Stated goal —
Scan the data below. Pull out each line where "structured" occurs.

-- begin Records --

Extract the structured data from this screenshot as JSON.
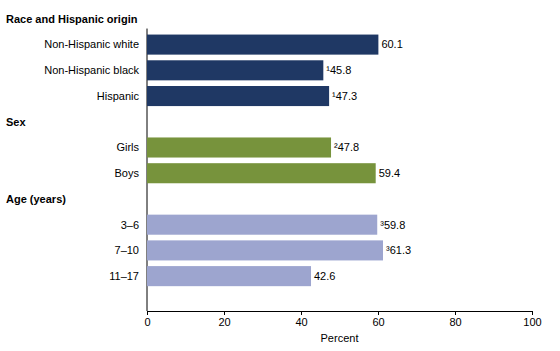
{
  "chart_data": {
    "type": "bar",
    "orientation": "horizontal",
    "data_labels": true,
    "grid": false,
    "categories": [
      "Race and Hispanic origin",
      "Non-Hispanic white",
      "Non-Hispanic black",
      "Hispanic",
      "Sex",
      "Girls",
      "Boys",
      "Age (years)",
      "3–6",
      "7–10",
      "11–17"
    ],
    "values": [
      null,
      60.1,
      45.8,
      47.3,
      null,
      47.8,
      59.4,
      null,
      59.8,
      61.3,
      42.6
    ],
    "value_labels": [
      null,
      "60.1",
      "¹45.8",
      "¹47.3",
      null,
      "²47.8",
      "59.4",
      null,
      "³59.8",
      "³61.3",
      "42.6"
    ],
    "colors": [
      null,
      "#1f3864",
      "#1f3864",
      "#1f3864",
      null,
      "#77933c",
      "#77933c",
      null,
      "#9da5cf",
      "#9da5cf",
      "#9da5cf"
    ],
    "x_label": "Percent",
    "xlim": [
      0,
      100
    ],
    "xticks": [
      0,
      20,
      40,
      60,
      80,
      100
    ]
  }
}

-- end Records --
-- begin Records --

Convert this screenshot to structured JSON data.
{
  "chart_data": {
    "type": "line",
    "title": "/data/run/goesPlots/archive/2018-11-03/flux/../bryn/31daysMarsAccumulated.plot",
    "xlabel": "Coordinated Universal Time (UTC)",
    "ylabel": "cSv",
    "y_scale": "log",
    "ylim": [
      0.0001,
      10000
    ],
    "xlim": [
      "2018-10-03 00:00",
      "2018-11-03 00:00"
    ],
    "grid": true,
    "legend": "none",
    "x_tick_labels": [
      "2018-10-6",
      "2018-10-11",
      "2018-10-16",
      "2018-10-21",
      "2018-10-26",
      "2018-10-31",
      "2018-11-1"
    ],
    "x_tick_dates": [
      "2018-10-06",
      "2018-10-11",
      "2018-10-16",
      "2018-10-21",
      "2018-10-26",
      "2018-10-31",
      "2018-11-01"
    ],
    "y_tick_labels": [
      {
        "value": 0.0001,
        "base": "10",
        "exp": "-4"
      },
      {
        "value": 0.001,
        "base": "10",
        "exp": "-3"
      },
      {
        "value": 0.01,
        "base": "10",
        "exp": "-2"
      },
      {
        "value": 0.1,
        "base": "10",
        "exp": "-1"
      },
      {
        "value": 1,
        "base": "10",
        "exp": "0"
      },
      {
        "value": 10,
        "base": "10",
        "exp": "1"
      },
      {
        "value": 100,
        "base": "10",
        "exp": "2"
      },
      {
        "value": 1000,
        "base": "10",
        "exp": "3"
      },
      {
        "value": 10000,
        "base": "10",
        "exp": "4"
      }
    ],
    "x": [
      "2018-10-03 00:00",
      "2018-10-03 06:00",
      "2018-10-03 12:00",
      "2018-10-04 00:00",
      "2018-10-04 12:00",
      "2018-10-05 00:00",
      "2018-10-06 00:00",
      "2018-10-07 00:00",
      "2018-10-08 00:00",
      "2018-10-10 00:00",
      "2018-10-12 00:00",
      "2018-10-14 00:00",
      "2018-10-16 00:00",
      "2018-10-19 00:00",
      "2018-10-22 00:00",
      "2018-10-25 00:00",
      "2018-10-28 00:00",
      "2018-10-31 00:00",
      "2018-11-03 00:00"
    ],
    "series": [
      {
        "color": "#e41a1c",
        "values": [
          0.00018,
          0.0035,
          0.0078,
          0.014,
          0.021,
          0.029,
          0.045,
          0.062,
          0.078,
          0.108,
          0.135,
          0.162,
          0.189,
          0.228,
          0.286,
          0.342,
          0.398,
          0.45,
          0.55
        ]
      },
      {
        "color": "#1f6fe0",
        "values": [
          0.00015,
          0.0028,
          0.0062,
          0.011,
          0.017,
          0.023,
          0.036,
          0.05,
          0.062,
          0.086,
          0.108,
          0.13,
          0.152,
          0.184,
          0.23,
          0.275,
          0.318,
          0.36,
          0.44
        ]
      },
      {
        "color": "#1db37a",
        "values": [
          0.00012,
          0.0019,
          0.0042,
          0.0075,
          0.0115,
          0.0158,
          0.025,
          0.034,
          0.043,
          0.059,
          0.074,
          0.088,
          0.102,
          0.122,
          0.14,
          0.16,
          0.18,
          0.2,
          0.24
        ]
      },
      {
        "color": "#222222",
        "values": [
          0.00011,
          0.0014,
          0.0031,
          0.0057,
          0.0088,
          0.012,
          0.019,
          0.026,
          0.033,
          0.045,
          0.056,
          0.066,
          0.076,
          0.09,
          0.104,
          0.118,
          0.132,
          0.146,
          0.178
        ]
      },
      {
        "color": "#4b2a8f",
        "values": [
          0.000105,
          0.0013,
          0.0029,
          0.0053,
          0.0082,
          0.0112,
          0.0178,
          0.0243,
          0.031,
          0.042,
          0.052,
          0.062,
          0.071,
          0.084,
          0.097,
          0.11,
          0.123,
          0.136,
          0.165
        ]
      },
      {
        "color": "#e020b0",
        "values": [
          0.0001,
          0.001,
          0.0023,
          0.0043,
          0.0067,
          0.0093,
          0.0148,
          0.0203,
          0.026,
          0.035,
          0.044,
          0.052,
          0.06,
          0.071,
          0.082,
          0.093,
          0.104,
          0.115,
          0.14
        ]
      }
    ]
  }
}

-- end Records --

Response to this exercise —
Extract the structured data from this screenshot as JSON.
Convert this screenshot to structured JSON data.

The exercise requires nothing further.